Exercise aim:
Extract each line of the data below exactly as written.

Materials provided:
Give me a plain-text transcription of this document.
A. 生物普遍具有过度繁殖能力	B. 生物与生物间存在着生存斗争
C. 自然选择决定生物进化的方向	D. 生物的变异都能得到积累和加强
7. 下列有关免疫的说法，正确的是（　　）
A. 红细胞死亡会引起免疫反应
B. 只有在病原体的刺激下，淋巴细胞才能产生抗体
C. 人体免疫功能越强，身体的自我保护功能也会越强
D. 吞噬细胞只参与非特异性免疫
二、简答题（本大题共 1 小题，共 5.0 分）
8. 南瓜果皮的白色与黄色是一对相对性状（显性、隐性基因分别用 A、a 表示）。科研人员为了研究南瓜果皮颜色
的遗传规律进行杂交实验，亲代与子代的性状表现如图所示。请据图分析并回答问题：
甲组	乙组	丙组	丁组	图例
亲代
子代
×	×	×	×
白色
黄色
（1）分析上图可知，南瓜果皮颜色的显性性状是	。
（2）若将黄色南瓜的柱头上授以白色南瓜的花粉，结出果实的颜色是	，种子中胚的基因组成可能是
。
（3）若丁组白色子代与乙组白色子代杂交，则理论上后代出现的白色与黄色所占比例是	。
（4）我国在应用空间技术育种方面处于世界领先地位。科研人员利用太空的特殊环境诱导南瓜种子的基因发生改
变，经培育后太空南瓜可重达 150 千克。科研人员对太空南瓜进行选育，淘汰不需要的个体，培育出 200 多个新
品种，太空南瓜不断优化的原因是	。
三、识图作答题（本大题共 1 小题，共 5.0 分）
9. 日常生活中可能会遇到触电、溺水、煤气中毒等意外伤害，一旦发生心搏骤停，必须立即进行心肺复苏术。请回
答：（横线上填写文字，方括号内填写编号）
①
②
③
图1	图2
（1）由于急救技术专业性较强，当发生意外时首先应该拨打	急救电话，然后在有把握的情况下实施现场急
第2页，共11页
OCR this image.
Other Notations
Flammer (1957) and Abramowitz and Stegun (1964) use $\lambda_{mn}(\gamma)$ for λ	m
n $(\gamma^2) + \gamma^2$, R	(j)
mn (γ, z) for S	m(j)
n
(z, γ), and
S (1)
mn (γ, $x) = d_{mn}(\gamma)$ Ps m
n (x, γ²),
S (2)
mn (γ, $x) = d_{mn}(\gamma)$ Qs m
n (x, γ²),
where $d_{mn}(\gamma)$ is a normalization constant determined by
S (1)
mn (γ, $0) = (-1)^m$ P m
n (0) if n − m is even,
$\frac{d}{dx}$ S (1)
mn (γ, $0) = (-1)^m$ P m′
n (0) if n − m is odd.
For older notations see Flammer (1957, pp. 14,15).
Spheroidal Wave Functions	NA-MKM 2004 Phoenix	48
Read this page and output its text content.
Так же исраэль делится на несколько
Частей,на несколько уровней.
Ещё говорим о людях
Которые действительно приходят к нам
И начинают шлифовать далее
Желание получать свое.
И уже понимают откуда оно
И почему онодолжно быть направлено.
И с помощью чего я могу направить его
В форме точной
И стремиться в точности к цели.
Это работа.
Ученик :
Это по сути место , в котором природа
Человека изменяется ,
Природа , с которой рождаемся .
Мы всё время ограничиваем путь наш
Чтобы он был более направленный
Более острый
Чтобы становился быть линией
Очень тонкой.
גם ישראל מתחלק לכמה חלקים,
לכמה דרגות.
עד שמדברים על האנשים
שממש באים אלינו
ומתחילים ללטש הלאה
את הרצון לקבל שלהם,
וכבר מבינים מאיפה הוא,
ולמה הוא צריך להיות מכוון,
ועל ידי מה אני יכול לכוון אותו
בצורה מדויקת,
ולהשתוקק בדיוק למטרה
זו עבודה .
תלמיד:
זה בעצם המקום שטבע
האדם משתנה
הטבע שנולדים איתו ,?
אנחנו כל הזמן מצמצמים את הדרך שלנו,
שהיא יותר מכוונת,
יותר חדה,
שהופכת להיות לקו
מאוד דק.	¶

Response to this exercise:
Give me a plain-text transcription of this document.
A. 生物普遍具有过度繁殖能力	B. 生物与生物间存在着生存斗争
C. 自然选择决定生物进化的方向	D. 生物的变异都能得到积累和加强
7. 下列有关免疫的说法，正确的是（　　）
A. 红细胞死亡会引起免疫反应
B. 只有在病原体的刺激下，淋巴细胞才能产生抗体
C. 人体免疫功能越强，身体的自我保护功能也会越强
D. 吞噬细胞只参与非特异性免疫
二、简答题（本大题共 1 小题，共 5.0 分）
8. 南瓜果皮的白色与黄色是一对相对性状（显性、隐性基因分别用 A、a 表示）。科研人员为了研究南瓜果皮颜色
的遗传规律进行杂交实验，亲代与子代的性状表现如图所示。请据图分析并回答问题：
甲组	乙组	丙组	丁组	图例
亲代
子代
×	×	×	×
白色
黄色
（1）分析上图可知，南瓜果皮颜色的显性性状是	。
（2）若将黄色南瓜的柱头上授以白色南瓜的花粉，结出果实的颜色是	，种子中胚的基因组成可能是
。
（3）若丁组白色子代与乙组白色子代杂交，则理论上后代出现的白色与黄色所占比例是	。
（4）我国在应用空间技术育种方面处于世界领先地位。科研人员利用太空的特殊环境诱导南瓜种子的基因发生改
变，经培育后太空南瓜可重达 150 千克。科研人员对太空南瓜进行选育，淘汰不需要的个体，培育出 200 多个新
品种，太空南瓜不断优化的原因是	。
三、识图作答题（本大题共 1 小题，共 5.0 分）
9. 日常生活中可能会遇到触电、溺水、煤气中毒等意外伤害，一旦发生心搏骤停，必须立即进行心肺复苏术。请回
答：（横线上填写文字，方括号内填写编号）
①
②
③
图1	图2
（1）由于急救技术专业性较强，当发生意外时首先应该拨打	急救电话，然后在有把握的情况下实施现场急
第2页，共11页
OCR this image.
Other Notations
Flammer (1957) and Abramowitz and Stegun (1964) use $\lambda_{mn}(\gamma)$ for λ	m
n $(\gamma^2) + \gamma^2$, R	(j)
mn (γ, z) for S	m(j)
n
(z, γ), and
S (1)
mn (γ, $x) = d_{mn}(\gamma)$ Ps m
n (x, γ²),
S (2)
mn (γ, $x) = d_{mn}(\gamma)$ Qs m
n (x, γ²),
where $d_{mn}(\gamma)$ is a normalization constant determined by
S (1)
mn (γ, $0) = (-1)^m$ P m
n (0) if n − m is even,
$\frac{d}{dx}$ S (1)
mn (γ, $0) = (-1)^m$ P m′
n (0) if n − m is odd.
For older notations see Flammer (1957, pp. 14,15).
Spheroidal Wave Functions	NA-MKM 2004 Phoenix	48
Read this page and output its text content.
Так же исраэль делится на несколько
Частей,на несколько уровней.
Ещё говорим о людях
Которые действительно приходят к нам
И начинают шлифовать далее
Желание получать свое.
И уже понимают откуда оно
И почему онодолжно быть направлено.
И с помощью чего я могу направить его
В форме точной
И стремиться в точности к цели.
Это работа.
Ученик :
Это по сути место , в котором природа
Человека изменяется ,
Природа , с которой рождаемся .
Мы всё время ограничиваем путь наш
Чтобы он был более направленный
Более острый
Чтобы становился быть линией
Очень тонкой.
גם ישראל מתחלק לכמה חלקים,
לכמה דרגות.
עד שמדברים על האנשים
שממש באים אלינו
ומתחילים ללטש הלאה
את הרצון לקבל שלהם,
וכבר מבינים מאיפה הוא,
ולמה הוא צריך להיות מכוון,
ועל ידי מה אני יכול לכוון אותו
בצורה מדויקת,
ולהשתוקק בדיוק למטרה
זו עבודה .
תלמיד:
זה בעצם המקום שטבע
האדם משתנה
הטבע שנולדים איתו ,?
אנחנו כל הזמן מצמצמים את הדרך שלנו,
שהיא יותר מכוונת,
יותר חדה,
שהופכת להיות לקו
מאוד דק.	¶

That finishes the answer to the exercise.